(Stored data)
· · ·
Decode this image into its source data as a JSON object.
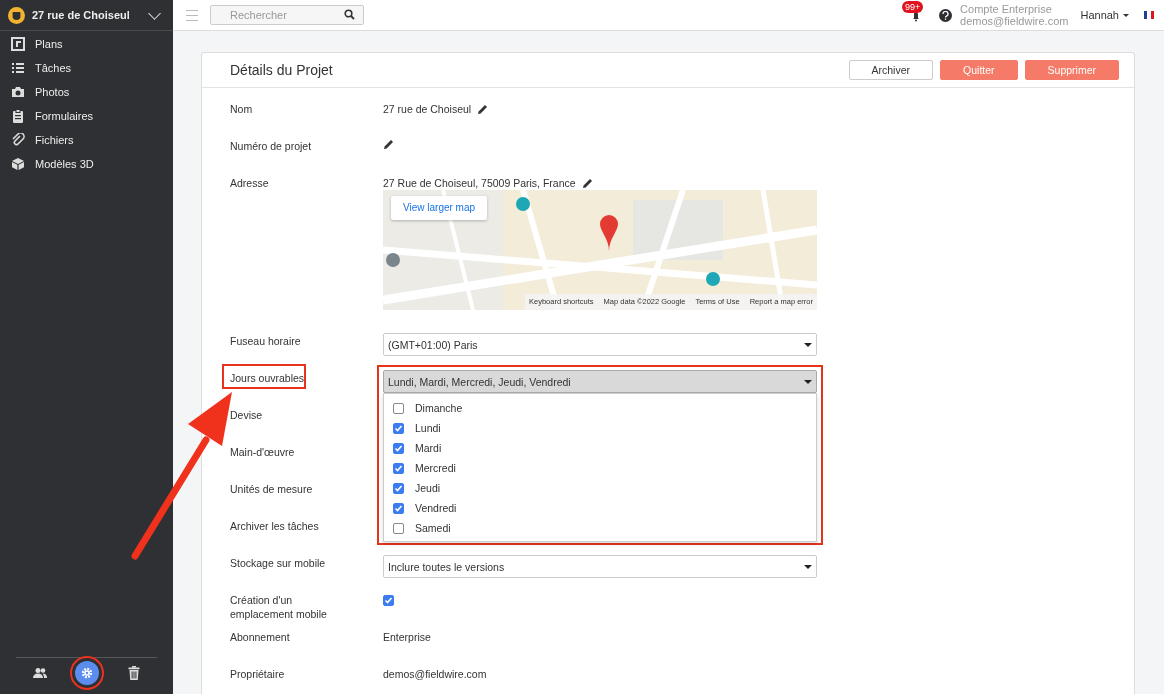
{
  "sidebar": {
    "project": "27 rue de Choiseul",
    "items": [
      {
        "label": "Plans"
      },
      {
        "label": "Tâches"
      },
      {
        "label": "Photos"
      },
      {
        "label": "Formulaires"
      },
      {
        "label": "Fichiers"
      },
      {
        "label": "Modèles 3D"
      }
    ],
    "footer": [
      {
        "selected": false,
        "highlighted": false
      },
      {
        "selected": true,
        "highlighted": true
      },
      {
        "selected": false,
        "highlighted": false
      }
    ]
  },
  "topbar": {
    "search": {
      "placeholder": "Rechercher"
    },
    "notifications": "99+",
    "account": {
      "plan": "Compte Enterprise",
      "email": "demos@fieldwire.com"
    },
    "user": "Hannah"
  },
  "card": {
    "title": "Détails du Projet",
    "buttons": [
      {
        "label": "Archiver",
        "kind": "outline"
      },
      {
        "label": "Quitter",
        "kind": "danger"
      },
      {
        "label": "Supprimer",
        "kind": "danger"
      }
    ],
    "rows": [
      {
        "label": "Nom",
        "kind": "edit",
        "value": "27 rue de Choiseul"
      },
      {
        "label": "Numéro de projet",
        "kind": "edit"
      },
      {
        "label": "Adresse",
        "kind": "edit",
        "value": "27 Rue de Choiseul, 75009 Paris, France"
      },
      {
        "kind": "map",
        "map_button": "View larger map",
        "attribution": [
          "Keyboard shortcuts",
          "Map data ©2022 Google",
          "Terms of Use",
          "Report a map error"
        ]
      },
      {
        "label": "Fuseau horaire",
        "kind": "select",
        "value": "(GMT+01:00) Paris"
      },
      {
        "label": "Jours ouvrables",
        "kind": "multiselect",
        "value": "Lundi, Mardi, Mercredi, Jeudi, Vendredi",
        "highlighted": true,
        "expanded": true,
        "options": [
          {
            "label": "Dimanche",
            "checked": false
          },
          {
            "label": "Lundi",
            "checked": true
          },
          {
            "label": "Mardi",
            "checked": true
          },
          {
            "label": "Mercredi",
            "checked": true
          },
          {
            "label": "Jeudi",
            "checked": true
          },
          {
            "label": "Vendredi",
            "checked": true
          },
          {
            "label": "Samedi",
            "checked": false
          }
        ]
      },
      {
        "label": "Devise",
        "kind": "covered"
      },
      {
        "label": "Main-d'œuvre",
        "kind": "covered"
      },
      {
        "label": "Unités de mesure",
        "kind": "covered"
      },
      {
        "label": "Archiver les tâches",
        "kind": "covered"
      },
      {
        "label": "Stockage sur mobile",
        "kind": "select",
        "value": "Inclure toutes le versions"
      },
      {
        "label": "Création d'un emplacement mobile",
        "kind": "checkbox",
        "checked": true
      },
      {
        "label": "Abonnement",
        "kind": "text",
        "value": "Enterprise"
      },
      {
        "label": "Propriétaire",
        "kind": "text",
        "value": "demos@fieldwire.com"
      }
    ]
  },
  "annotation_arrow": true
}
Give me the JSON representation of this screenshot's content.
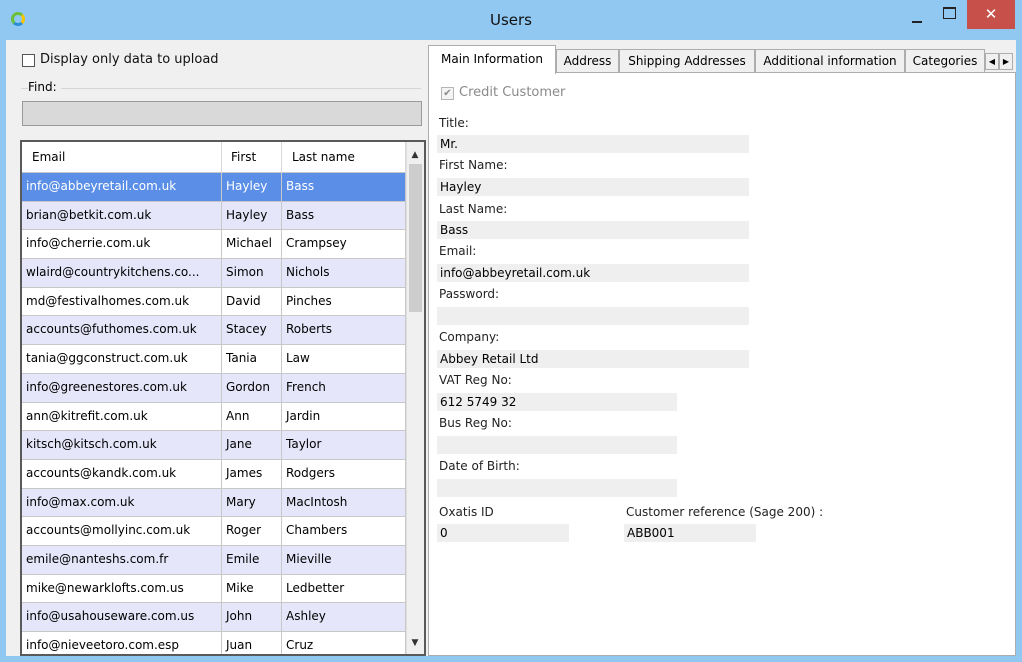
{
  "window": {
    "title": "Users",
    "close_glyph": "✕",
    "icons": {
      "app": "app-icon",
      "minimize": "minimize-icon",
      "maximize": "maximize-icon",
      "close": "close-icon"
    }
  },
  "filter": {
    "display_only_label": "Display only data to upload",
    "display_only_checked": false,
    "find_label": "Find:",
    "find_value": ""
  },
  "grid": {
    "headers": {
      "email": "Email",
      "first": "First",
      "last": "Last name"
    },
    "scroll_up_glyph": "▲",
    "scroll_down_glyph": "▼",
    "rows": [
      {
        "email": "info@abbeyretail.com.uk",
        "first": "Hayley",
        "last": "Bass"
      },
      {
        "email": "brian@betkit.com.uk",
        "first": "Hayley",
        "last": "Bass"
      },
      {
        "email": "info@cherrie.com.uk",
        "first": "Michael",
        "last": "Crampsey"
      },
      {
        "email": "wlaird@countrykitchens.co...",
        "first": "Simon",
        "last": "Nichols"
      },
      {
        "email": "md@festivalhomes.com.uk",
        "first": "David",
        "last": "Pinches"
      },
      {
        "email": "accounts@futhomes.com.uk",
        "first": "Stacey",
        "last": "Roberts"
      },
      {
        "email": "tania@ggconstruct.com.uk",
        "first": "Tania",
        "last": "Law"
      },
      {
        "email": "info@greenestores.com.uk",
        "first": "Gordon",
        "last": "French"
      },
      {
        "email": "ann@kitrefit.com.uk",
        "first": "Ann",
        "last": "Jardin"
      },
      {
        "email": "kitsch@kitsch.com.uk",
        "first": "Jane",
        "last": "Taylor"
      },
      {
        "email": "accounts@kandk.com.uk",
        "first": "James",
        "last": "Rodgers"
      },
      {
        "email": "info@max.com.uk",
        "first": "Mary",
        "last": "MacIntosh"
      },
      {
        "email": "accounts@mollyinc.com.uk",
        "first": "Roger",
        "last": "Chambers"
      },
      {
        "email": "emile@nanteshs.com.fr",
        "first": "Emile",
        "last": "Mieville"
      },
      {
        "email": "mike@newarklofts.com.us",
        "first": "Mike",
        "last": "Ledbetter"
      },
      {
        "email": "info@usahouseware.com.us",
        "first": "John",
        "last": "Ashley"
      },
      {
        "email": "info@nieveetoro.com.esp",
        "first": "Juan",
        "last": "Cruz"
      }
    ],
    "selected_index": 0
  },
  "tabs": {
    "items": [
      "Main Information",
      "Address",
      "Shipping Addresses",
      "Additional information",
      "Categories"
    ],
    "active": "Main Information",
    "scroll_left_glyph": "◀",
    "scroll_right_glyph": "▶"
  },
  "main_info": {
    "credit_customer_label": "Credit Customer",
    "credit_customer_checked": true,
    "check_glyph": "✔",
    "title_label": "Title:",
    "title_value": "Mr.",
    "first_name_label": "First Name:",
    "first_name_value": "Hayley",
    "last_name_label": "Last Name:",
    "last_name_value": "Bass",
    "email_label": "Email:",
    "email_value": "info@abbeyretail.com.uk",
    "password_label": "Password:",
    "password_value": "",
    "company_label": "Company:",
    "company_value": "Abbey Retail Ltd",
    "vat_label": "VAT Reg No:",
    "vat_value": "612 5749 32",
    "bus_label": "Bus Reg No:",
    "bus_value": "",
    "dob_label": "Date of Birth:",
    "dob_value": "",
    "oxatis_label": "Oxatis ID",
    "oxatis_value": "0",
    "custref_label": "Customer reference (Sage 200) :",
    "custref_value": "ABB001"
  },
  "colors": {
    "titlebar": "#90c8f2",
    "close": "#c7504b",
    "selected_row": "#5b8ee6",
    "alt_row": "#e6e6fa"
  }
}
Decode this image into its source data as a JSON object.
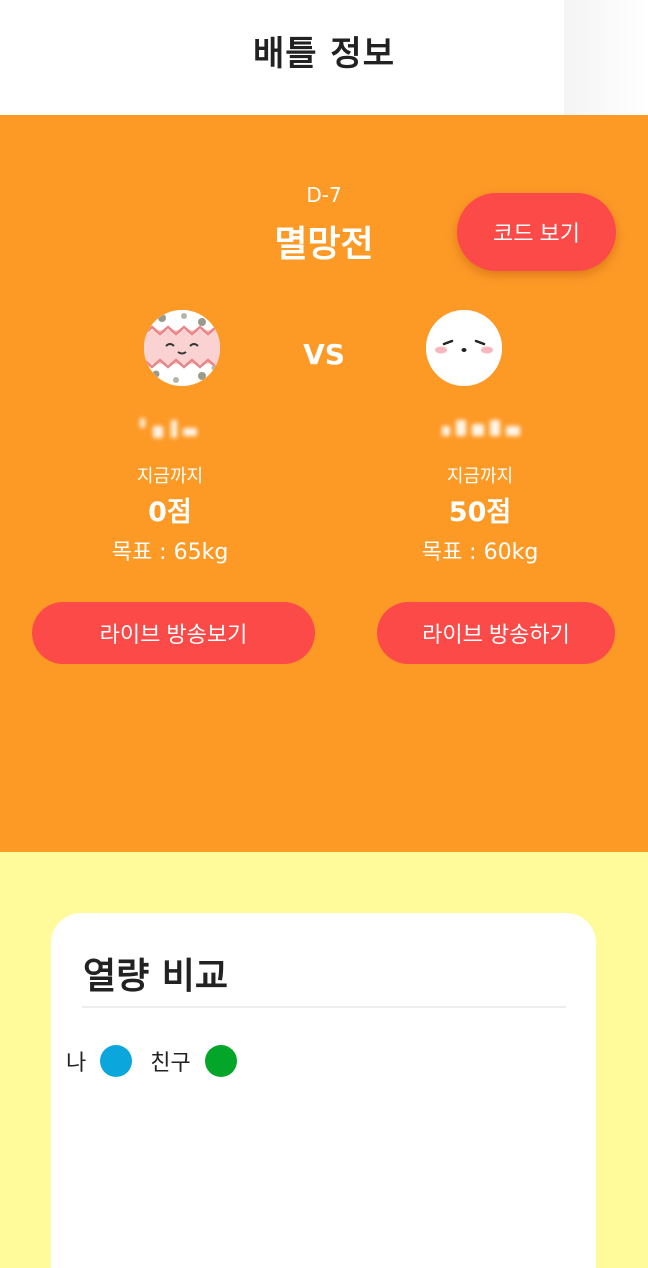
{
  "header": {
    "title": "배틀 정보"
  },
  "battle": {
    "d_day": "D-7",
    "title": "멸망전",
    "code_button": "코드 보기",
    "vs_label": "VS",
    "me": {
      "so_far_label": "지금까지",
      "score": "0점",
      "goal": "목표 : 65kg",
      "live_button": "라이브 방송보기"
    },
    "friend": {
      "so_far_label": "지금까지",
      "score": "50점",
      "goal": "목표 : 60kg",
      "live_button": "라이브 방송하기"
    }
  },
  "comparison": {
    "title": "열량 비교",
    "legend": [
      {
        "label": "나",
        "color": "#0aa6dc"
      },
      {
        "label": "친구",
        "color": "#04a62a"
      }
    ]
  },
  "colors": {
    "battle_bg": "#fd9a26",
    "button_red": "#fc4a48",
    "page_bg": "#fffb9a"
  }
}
· · ·
== What you have to do ==
Will you restate every entry word for word and omit the images?

== Expected output ==
Decode this image into its source data as a JSON object.
{
  "sidebar": {
    "project": "27 rue de Choiseul",
    "items": [
      {
        "label": "Plans"
      },
      {
        "label": "Tâches"
      },
      {
        "label": "Photos"
      },
      {
        "label": "Formulaires"
      },
      {
        "label": "Fichiers"
      },
      {
        "label": "Modèles 3D"
      }
    ],
    "footer": [
      {
        "selected": false,
        "highlighted": false
      },
      {
        "selected": true,
        "highlighted": true
      },
      {
        "selected": false,
        "highlighted": false
      }
    ]
  },
  "topbar": {
    "search": {
      "placeholder": "Rechercher"
    },
    "notifications": "99+",
    "account": {
      "plan": "Compte Enterprise",
      "email": "demos@fieldwire.com"
    },
    "user": "Hannah"
  },
  "card": {
    "title": "Détails du Projet",
    "buttons": [
      {
        "label": "Archiver",
        "kind": "outline"
      },
      {
        "label": "Quitter",
        "kind": "danger"
      },
      {
        "label": "Supprimer",
        "kind": "danger"
      }
    ],
    "rows": [
      {
        "label": "Nom",
        "kind": "edit",
        "value": "27 rue de Choiseul"
      },
      {
        "label": "Numéro de projet",
        "kind": "edit"
      },
      {
        "label": "Adresse",
        "kind": "edit",
        "value": "27 Rue de Choiseul, 75009 Paris, France"
      },
      {
        "kind": "map",
        "map_button": "View larger map",
        "attribution": [
          "Keyboard shortcuts",
          "Map data ©2022 Google",
          "Terms of Use",
          "Report a map error"
        ]
      },
      {
        "label": "Fuseau horaire",
        "kind": "select",
        "value": "(GMT+01:00) Paris"
      },
      {
        "label": "Jours ouvrables",
        "kind": "multiselect",
        "value": "Lundi, Mardi, Mercredi, Jeudi, Vendredi",
        "highlighted": true,
        "expanded": true,
        "options": [
          {
            "label": "Dimanche",
            "checked": false
          },
          {
            "label": "Lundi",
            "checked": true
          },
          {
            "label": "Mardi",
            "checked": true
          },
          {
            "label": "Mercredi",
            "checked": true
          },
          {
            "label": "Jeudi",
            "checked": true
          },
          {
            "label": "Vendredi",
            "checked": true
          },
          {
            "label": "Samedi",
            "checked": false
          }
        ]
      },
      {
        "label": "Devise",
        "kind": "covered"
      },
      {
        "label": "Main-d'œuvre",
        "kind": "covered"
      },
      {
        "label": "Unités de mesure",
        "kind": "covered"
      },
      {
        "label": "Archiver les tâches",
        "kind": "covered"
      },
      {
        "label": "Stockage sur mobile",
        "kind": "select",
        "value": "Inclure toutes le versions"
      },
      {
        "label": "Création d'un emplacement mobile",
        "kind": "checkbox",
        "checked": true
      },
      {
        "label": "Abonnement",
        "kind": "text",
        "value": "Enterprise"
      },
      {
        "label": "Propriétaire",
        "kind": "text",
        "value": "demos@fieldwire.com"
      }
    ]
  },
  "annotation_arrow": true
}
Give me the JSON representation of this screenshot's content.
{
  "window": {
    "title": "Users",
    "close_glyph": "✕",
    "icons": {
      "app": "app-icon",
      "minimize": "minimize-icon",
      "maximize": "maximize-icon",
      "close": "close-icon"
    }
  },
  "filter": {
    "display_only_label": "Display only data to upload",
    "display_only_checked": false,
    "find_label": "Find:",
    "find_value": ""
  },
  "grid": {
    "headers": {
      "email": "Email",
      "first": "First",
      "last": "Last name"
    },
    "scroll_up_glyph": "▲",
    "scroll_down_glyph": "▼",
    "rows": [
      {
        "email": "info@abbeyretail.com.uk",
        "first": "Hayley",
        "last": "Bass"
      },
      {
        "email": "brian@betkit.com.uk",
        "first": "Hayley",
        "last": "Bass"
      },
      {
        "email": "info@cherrie.com.uk",
        "first": "Michael",
        "last": "Crampsey"
      },
      {
        "email": "wlaird@countrykitchens.co...",
        "first": "Simon",
        "last": "Nichols"
      },
      {
        "email": "md@festivalhomes.com.uk",
        "first": "David",
        "last": "Pinches"
      },
      {
        "email": "accounts@futhomes.com.uk",
        "first": "Stacey",
        "last": "Roberts"
      },
      {
        "email": "tania@ggconstruct.com.uk",
        "first": "Tania",
        "last": "Law"
      },
      {
        "email": "info@greenestores.com.uk",
        "first": "Gordon",
        "last": "French"
      },
      {
        "email": "ann@kitrefit.com.uk",
        "first": "Ann",
        "last": "Jardin"
      },
      {
        "email": "kitsch@kitsch.com.uk",
        "first": "Jane",
        "last": "Taylor"
      },
      {
        "email": "accounts@kandk.com.uk",
        "first": "James",
        "last": "Rodgers"
      },
      {
        "email": "info@max.com.uk",
        "first": "Mary",
        "last": "MacIntosh"
      },
      {
        "email": "accounts@mollyinc.com.uk",
        "first": "Roger",
        "last": "Chambers"
      },
      {
        "email": "emile@nanteshs.com.fr",
        "first": "Emile",
        "last": "Mieville"
      },
      {
        "email": "mike@newarklofts.com.us",
        "first": "Mike",
        "last": "Ledbetter"
      },
      {
        "email": "info@usahouseware.com.us",
        "first": "John",
        "last": "Ashley"
      },
      {
        "email": "info@nieveetoro.com.esp",
        "first": "Juan",
        "last": "Cruz"
      }
    ],
    "selected_index": 0
  },
  "tabs": {
    "items": [
      "Main Information",
      "Address",
      "Shipping Addresses",
      "Additional information",
      "Categories"
    ],
    "active": "Main Information",
    "scroll_left_glyph": "◀",
    "scroll_right_glyph": "▶"
  },
  "main_info": {
    "credit_customer_label": "Credit Customer",
    "credit_customer_checked": true,
    "check_glyph": "✔",
    "title_label": "Title:",
    "title_value": "Mr.",
    "first_name_label": "First Name:",
    "first_name_value": "Hayley",
    "last_name_label": "Last Name:",
    "last_name_value": "Bass",
    "email_label": "Email:",
    "email_value": "info@abbeyretail.com.uk",
    "password_label": "Password:",
    "password_value": "",
    "company_label": "Company:",
    "company_value": "Abbey Retail Ltd",
    "vat_label": "VAT Reg No:",
    "vat_value": "612 5749 32",
    "bus_label": "Bus Reg No:",
    "bus_value": "",
    "dob_label": "Date of Birth:",
    "dob_value": "",
    "oxatis_label": "Oxatis ID",
    "oxatis_value": "0",
    "custref_label": "Customer reference (Sage 200) :",
    "custref_value": "ABB001"
  },
  "colors": {
    "titlebar": "#90c8f2",
    "close": "#c7504b",
    "selected_row": "#5b8ee6",
    "alt_row": "#e6e6fa"
  }
}
Decode this image into its source data as a JSON object.
{
  "header": {
    "title": "배틀 정보"
  },
  "battle": {
    "d_day": "D-7",
    "title": "멸망전",
    "code_button": "코드 보기",
    "vs_label": "VS",
    "me": {
      "so_far_label": "지금까지",
      "score": "0점",
      "goal": "목표 : 65kg",
      "live_button": "라이브 방송보기"
    },
    "friend": {
      "so_far_label": "지금까지",
      "score": "50점",
      "goal": "목표 : 60kg",
      "live_button": "라이브 방송하기"
    }
  },
  "comparison": {
    "title": "열량 비교",
    "legend": [
      {
        "label": "나",
        "color": "#0aa6dc"
      },
      {
        "label": "친구",
        "color": "#04a62a"
      }
    ]
  },
  "colors": {
    "battle_bg": "#fd9a26",
    "button_red": "#fc4a48",
    "page_bg": "#fffb9a"
  }
}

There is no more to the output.